▸ **Task instructions**: Rewrite the listing with every occurrence of "series-line" swapped for "data-curve", leaving everything else unchanged.

___ Records supplied

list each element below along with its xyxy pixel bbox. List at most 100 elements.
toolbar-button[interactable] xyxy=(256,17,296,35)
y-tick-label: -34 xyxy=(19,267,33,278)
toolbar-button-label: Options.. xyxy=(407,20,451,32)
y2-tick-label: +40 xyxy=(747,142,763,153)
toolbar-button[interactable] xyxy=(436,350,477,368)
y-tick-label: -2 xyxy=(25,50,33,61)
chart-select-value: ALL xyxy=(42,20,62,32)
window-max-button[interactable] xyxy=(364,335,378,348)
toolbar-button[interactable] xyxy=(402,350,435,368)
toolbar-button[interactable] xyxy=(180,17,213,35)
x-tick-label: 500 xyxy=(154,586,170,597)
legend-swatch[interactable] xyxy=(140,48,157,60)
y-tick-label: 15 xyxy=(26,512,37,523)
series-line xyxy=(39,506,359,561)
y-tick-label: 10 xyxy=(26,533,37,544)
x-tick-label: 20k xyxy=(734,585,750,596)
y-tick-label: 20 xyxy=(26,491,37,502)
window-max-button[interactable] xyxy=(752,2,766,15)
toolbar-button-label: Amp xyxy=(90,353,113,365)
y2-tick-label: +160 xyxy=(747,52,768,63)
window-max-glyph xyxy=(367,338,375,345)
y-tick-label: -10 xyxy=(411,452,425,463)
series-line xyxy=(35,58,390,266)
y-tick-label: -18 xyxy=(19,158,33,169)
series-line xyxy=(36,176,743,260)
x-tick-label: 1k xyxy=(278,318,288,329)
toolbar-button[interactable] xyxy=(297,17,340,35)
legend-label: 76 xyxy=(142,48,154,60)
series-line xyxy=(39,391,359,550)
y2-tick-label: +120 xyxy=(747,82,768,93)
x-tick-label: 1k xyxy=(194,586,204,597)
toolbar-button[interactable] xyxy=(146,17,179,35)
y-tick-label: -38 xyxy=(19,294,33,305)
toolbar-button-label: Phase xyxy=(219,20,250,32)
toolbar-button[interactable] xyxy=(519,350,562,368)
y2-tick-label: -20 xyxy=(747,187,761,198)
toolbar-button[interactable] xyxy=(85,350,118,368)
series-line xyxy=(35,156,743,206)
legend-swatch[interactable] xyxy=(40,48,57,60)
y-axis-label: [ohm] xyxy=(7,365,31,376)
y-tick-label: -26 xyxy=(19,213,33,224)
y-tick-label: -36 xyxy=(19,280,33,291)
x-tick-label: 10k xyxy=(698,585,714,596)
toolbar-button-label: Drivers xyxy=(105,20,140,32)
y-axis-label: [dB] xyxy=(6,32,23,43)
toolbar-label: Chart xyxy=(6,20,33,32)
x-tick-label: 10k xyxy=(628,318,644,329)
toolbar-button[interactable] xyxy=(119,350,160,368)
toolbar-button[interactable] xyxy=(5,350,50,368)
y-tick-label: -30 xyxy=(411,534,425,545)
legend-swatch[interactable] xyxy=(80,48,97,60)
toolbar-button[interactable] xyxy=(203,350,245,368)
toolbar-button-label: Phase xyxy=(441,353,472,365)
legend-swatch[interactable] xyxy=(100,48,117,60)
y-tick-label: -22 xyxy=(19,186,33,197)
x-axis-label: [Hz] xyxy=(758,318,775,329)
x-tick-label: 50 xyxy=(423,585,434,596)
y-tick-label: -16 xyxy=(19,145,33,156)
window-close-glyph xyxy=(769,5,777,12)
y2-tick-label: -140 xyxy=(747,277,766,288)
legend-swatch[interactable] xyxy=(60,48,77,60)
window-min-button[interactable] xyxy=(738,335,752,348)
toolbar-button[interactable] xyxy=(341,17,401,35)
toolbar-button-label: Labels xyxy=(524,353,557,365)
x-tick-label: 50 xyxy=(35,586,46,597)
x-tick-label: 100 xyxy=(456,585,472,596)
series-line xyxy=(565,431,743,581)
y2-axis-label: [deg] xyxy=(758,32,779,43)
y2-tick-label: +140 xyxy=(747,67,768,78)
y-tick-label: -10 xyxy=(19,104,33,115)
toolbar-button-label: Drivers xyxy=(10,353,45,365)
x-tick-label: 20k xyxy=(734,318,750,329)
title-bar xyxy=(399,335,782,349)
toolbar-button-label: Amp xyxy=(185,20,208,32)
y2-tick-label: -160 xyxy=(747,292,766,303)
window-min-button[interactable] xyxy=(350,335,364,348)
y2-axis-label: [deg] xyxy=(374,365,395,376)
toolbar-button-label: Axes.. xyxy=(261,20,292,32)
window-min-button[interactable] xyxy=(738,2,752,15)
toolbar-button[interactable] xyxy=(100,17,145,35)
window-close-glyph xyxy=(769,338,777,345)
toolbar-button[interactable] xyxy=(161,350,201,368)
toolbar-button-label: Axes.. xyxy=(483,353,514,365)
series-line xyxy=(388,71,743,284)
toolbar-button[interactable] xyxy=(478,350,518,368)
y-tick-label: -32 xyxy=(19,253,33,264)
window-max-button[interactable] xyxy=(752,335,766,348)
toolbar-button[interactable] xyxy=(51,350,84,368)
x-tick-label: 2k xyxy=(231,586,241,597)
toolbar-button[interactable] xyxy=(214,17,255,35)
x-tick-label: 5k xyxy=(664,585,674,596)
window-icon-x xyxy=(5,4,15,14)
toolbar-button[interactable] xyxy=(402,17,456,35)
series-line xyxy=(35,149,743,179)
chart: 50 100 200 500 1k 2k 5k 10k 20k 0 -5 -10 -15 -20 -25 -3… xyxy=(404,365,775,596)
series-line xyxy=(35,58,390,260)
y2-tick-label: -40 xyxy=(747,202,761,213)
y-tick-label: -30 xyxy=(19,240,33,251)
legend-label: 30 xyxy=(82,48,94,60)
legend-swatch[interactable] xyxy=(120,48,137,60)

______

▸ **Final result**:
list each element below along with its xyxy pixel bbox. List at most 100 elements.
toolbar-button[interactable] xyxy=(256,17,296,35)
y-tick-label: -34 xyxy=(19,267,33,278)
toolbar-button-label: Options.. xyxy=(407,20,451,32)
y2-tick-label: +40 xyxy=(747,142,763,153)
toolbar-button[interactable] xyxy=(436,350,477,368)
y-tick-label: -2 xyxy=(25,50,33,61)
chart-select-value: ALL xyxy=(42,20,62,32)
window-max-button[interactable] xyxy=(364,335,378,348)
toolbar-button[interactable] xyxy=(402,350,435,368)
toolbar-button[interactable] xyxy=(180,17,213,35)
x-tick-label: 500 xyxy=(154,586,170,597)
legend-swatch[interactable] xyxy=(140,48,157,60)
y-tick-label: 15 xyxy=(26,512,37,523)
data-curve xyxy=(39,506,359,561)
y-tick-label: 10 xyxy=(26,533,37,544)
x-tick-label: 20k xyxy=(734,585,750,596)
y-tick-label: 20 xyxy=(26,491,37,502)
window-max-button[interactable] xyxy=(752,2,766,15)
toolbar-button-label: Amp xyxy=(90,353,113,365)
y2-tick-label: +160 xyxy=(747,52,768,63)
window-max-glyph xyxy=(367,338,375,345)
y-tick-label: -10 xyxy=(411,452,425,463)
data-curve xyxy=(35,58,390,266)
y-tick-label: -18 xyxy=(19,158,33,169)
data-curve xyxy=(36,176,743,260)
x-tick-label: 1k xyxy=(278,318,288,329)
toolbar-button[interactable] xyxy=(297,17,340,35)
legend-label: 76 xyxy=(142,48,154,60)
data-curve xyxy=(39,391,359,550)
y2-tick-label: +120 xyxy=(747,82,768,93)
x-tick-label: 1k xyxy=(194,586,204,597)
toolbar-button[interactable] xyxy=(146,17,179,35)
y-tick-label: -38 xyxy=(19,294,33,305)
toolbar-button-label: Phase xyxy=(219,20,250,32)
toolbar-button[interactable] xyxy=(519,350,562,368)
y2-tick-label: -20 xyxy=(747,187,761,198)
toolbar-button[interactable] xyxy=(85,350,118,368)
data-curve xyxy=(35,156,743,206)
legend-swatch[interactable] xyxy=(40,48,57,60)
y-axis-label: [ohm] xyxy=(7,365,31,376)
y-tick-label: -26 xyxy=(19,213,33,224)
y-tick-label: -36 xyxy=(19,280,33,291)
x-tick-label: 10k xyxy=(698,585,714,596)
toolbar-button-label: Drivers xyxy=(105,20,140,32)
y-axis-label: [dB] xyxy=(6,32,23,43)
toolbar-label: Chart xyxy=(6,20,33,32)
x-tick-label: 10k xyxy=(628,318,644,329)
toolbar-button[interactable] xyxy=(119,350,160,368)
toolbar-button[interactable] xyxy=(5,350,50,368)
y-tick-label: -30 xyxy=(411,534,425,545)
legend-swatch[interactable] xyxy=(80,48,97,60)
toolbar-button[interactable] xyxy=(203,350,245,368)
toolbar-button-label: Phase xyxy=(441,353,472,365)
legend-swatch[interactable] xyxy=(100,48,117,60)
y-tick-label: -22 xyxy=(19,186,33,197)
x-axis-label: [Hz] xyxy=(758,318,775,329)
x-tick-label: 50 xyxy=(423,585,434,596)
y-tick-label: -16 xyxy=(19,145,33,156)
window-close-glyph xyxy=(769,5,777,12)
y2-tick-label: -140 xyxy=(747,277,766,288)
legend-swatch[interactable] xyxy=(60,48,77,60)
window-min-button[interactable] xyxy=(738,335,752,348)
toolbar-button[interactable] xyxy=(341,17,401,35)
toolbar-button-label: Labels xyxy=(524,353,557,365)
x-tick-label: 50 xyxy=(35,586,46,597)
x-tick-label: 100 xyxy=(456,585,472,596)
data-curve xyxy=(565,431,743,581)
y2-axis-label: [deg] xyxy=(758,32,779,43)
y2-tick-label: +140 xyxy=(747,67,768,78)
y-tick-label: -10 xyxy=(19,104,33,115)
toolbar-button-label: Drivers xyxy=(10,353,45,365)
x-tick-label: 20k xyxy=(734,318,750,329)
title-bar xyxy=(399,335,782,349)
toolbar-button-label: Amp xyxy=(185,20,208,32)
y2-tick-label: -160 xyxy=(747,292,766,303)
window-min-button[interactable] xyxy=(350,335,364,348)
y2-axis-label: [deg] xyxy=(374,365,395,376)
toolbar-button-label: Axes.. xyxy=(261,20,292,32)
window-min-button[interactable] xyxy=(738,2,752,15)
toolbar-button[interactable] xyxy=(100,17,145,35)
window-close-glyph xyxy=(769,338,777,345)
toolbar-button[interactable] xyxy=(161,350,201,368)
toolbar-button-label: Axes.. xyxy=(483,353,514,365)
data-curve xyxy=(388,71,743,284)
toolbar-button[interactable] xyxy=(478,350,518,368)
y-tick-label: -32 xyxy=(19,253,33,264)
window-max-button[interactable] xyxy=(752,335,766,348)
toolbar-button[interactable] xyxy=(51,350,84,368)
x-tick-label: 2k xyxy=(231,586,241,597)
toolbar-button[interactable] xyxy=(214,17,255,35)
x-tick-label: 5k xyxy=(664,585,674,596)
window-icon-x xyxy=(5,4,15,14)
toolbar-button[interactable] xyxy=(402,17,456,35)
data-curve xyxy=(35,149,743,179)
chart: 50 100 200 500 1k 2k 5k 10k 20k 0 -5 -10 -15 -20 -25 -3… xyxy=(404,365,775,596)
data-curve xyxy=(35,58,390,260)
y2-tick-label: -40 xyxy=(747,202,761,213)
y-tick-label: -30 xyxy=(19,240,33,251)
legend-label: 30 xyxy=(82,48,94,60)
legend-swatch[interactable] xyxy=(120,48,137,60)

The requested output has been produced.